'''

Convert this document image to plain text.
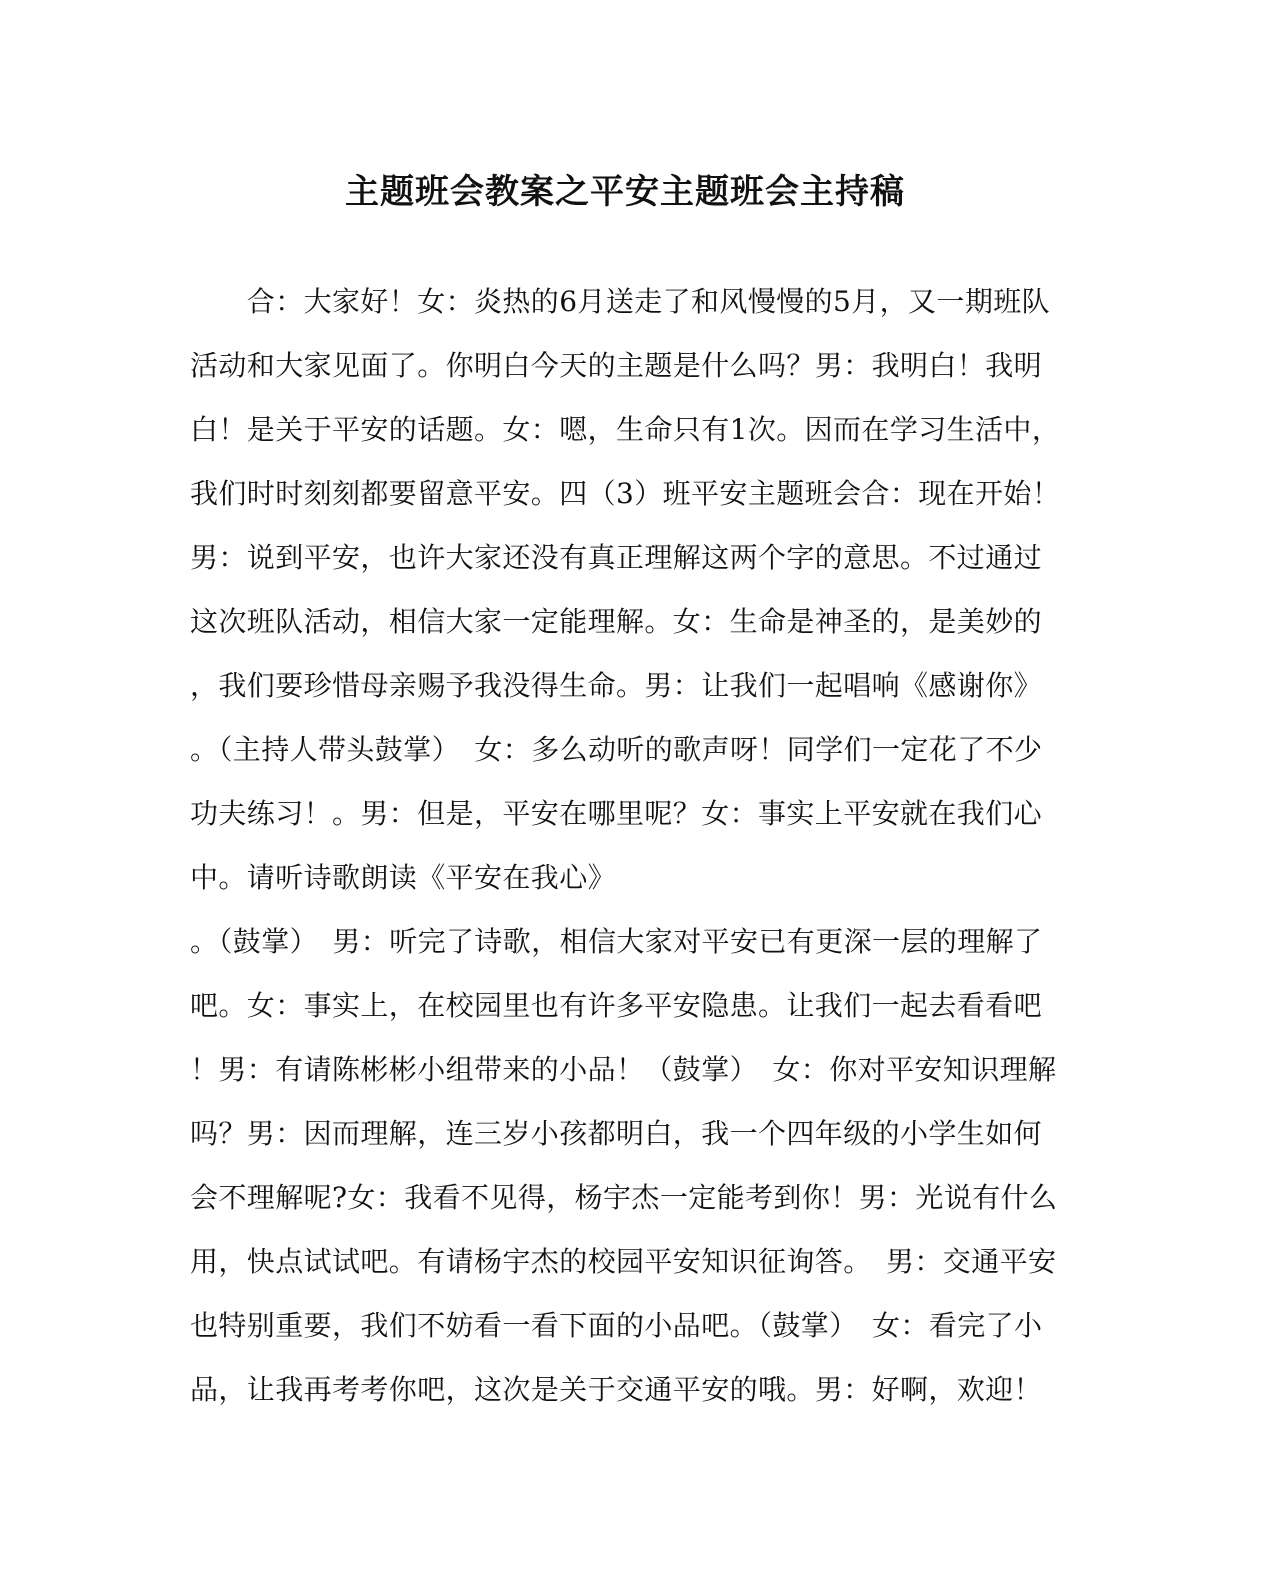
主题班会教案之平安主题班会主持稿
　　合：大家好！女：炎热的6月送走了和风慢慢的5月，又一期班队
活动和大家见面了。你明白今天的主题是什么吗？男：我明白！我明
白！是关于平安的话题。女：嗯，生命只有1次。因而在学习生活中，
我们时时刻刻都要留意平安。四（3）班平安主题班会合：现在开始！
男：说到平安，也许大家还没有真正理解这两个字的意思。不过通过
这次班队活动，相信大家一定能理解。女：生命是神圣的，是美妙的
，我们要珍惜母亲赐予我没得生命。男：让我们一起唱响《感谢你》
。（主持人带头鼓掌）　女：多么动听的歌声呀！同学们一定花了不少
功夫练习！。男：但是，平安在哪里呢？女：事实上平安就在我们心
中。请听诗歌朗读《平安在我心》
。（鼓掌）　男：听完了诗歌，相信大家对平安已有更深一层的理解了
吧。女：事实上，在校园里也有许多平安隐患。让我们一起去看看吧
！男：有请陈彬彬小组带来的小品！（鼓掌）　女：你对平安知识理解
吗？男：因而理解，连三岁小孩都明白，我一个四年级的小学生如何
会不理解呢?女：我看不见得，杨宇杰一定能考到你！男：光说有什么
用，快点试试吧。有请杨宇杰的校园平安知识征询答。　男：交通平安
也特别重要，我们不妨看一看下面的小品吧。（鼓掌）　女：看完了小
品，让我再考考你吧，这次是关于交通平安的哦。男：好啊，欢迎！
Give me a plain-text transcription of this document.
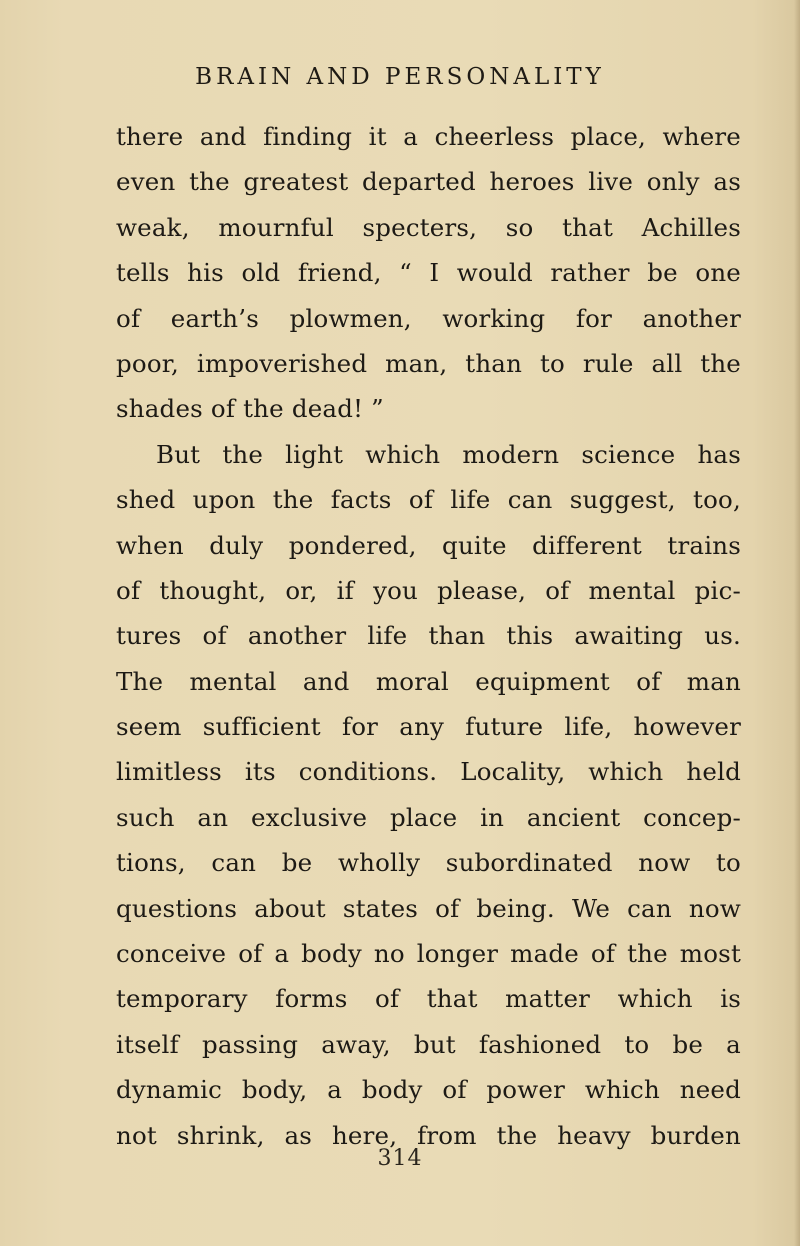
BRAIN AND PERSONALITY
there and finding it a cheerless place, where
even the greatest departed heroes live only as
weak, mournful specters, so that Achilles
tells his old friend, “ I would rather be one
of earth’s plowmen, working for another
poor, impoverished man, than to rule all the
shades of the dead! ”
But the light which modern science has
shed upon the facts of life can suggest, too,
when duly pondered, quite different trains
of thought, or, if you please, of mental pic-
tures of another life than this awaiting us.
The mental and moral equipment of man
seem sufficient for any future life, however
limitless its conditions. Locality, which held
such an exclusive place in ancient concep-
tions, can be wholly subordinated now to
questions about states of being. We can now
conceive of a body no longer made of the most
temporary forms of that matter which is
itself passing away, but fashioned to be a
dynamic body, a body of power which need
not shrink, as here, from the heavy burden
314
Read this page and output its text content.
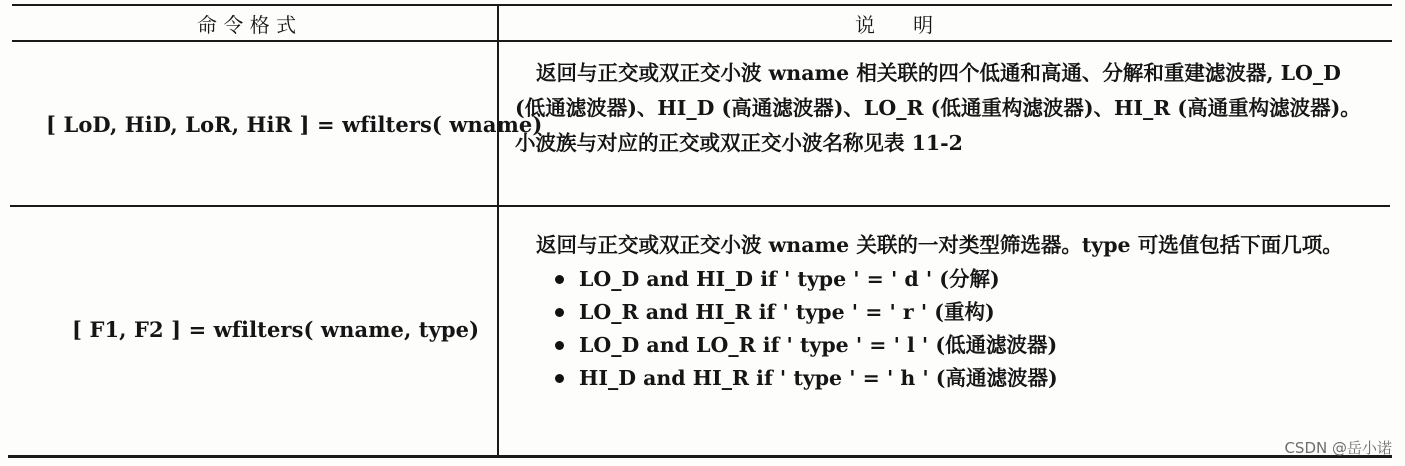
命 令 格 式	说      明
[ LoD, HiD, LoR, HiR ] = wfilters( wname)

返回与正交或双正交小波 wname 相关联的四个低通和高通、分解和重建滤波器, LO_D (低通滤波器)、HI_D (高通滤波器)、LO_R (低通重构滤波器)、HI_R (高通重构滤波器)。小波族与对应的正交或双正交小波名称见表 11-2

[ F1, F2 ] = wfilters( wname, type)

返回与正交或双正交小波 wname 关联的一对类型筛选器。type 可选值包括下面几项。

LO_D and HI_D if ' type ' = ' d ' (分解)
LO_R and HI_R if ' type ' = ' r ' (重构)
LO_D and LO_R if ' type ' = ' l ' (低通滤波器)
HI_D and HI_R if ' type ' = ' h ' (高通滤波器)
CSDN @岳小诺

'''

Aim of the task — Make an exact copy of the data, leaving its pictures out.

Task output —
Convert this document image to plain text.
主题班会教案之平安主题班会主持稿
　　合：大家好！女：炎热的6月送走了和风慢慢的5月，又一期班队
活动和大家见面了。你明白今天的主题是什么吗？男：我明白！我明
白！是关于平安的话题。女：嗯，生命只有1次。因而在学习生活中，
我们时时刻刻都要留意平安。四（3）班平安主题班会合：现在开始！
男：说到平安，也许大家还没有真正理解这两个字的意思。不过通过
这次班队活动，相信大家一定能理解。女：生命是神圣的，是美妙的
，我们要珍惜母亲赐予我没得生命。男：让我们一起唱响《感谢你》
。（主持人带头鼓掌）　女：多么动听的歌声呀！同学们一定花了不少
功夫练习！。男：但是，平安在哪里呢？女：事实上平安就在我们心
中。请听诗歌朗读《平安在我心》
。（鼓掌）　男：听完了诗歌，相信大家对平安已有更深一层的理解了
吧。女：事实上，在校园里也有许多平安隐患。让我们一起去看看吧
！男：有请陈彬彬小组带来的小品！（鼓掌）　女：你对平安知识理解
吗？男：因而理解，连三岁小孩都明白，我一个四年级的小学生如何
会不理解呢?女：我看不见得，杨宇杰一定能考到你！男：光说有什么
用，快点试试吧。有请杨宇杰的校园平安知识征询答。　男：交通平安
也特别重要，我们不妨看一看下面的小品吧。（鼓掌）　女：看完了小
品，让我再考考你吧，这次是关于交通平安的哦。男：好啊，欢迎！
Give me a plain-text transcription of this document.
BRAIN AND PERSONALITY
there and finding it a cheerless place, where
even the greatest departed heroes live only as
weak, mournful specters, so that Achilles
tells his old friend, “ I would rather be one
of earth’s plowmen, working for another
poor, impoverished man, than to rule all the
shades of the dead! ”
But the light which modern science has
shed upon the facts of life can suggest, too,
when duly pondered, quite different trains
of thought, or, if you please, of mental pic-
tures of another life than this awaiting us.
The mental and moral equipment of man
seem sufficient for any future life, however
limitless its conditions. Locality, which held
such an exclusive place in ancient concep-
tions, can be wholly subordinated now to
questions about states of being. We can now
conceive of a body no longer made of the most
temporary forms of that matter which is
itself passing away, but fashioned to be a
dynamic body, a body of power which need
not shrink, as here, from the heavy burden
314
Read this page and output its text content.
命 令 格 式	说      明
[ LoD, HiD, LoR, HiR ] = wfilters( wname)

返回与正交或双正交小波 wname 相关联的四个低通和高通、分解和重建滤波器, LO_D (低通滤波器)、HI_D (高通滤波器)、LO_R (低通重构滤波器)、HI_R (高通重构滤波器)。小波族与对应的正交或双正交小波名称见表 11-2

[ F1, F2 ] = wfilters( wname, type)

返回与正交或双正交小波 wname 关联的一对类型筛选器。type 可选值包括下面几项。

LO_D and HI_D if ' type ' = ' d ' (分解)
LO_R and HI_R if ' type ' = ' r ' (重构)
LO_D and LO_R if ' type ' = ' l ' (低通滤波器)
HI_D and HI_R if ' type ' = ' h ' (高通滤波器)
CSDN @岳小诺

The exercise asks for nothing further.